=== What you should do ===
Write out all lines holding the word "library".

[Stored data entries]

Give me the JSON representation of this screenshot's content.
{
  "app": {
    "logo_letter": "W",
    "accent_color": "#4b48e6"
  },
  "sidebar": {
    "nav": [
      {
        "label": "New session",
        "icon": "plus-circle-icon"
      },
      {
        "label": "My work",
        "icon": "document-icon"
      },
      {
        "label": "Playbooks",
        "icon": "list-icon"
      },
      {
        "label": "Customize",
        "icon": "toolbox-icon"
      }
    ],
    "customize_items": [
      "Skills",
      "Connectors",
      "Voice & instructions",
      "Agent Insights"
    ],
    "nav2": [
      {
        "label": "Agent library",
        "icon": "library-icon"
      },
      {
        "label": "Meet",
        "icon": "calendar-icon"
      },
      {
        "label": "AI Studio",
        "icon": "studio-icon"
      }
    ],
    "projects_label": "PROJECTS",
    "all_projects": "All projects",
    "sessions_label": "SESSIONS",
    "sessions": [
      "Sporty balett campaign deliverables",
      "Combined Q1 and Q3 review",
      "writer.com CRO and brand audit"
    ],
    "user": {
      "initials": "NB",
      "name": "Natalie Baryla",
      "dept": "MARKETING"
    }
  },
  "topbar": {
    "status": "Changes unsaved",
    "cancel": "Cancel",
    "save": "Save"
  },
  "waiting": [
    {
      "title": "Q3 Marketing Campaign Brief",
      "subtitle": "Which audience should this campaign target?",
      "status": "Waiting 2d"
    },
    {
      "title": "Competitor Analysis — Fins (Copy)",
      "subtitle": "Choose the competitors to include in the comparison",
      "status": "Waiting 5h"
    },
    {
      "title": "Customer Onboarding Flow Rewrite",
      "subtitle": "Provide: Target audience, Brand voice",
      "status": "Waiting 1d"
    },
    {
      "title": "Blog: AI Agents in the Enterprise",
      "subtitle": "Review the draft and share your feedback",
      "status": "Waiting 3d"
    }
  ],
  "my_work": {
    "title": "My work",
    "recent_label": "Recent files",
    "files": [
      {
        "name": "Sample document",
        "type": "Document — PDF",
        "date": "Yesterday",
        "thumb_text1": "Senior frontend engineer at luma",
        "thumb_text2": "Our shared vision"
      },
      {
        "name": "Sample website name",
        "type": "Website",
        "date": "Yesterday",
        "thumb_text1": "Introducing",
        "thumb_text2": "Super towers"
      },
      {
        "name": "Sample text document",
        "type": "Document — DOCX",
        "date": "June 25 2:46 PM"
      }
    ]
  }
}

=== Problem solution ===
        "label": "Agent library",
        "icon": "library-icon"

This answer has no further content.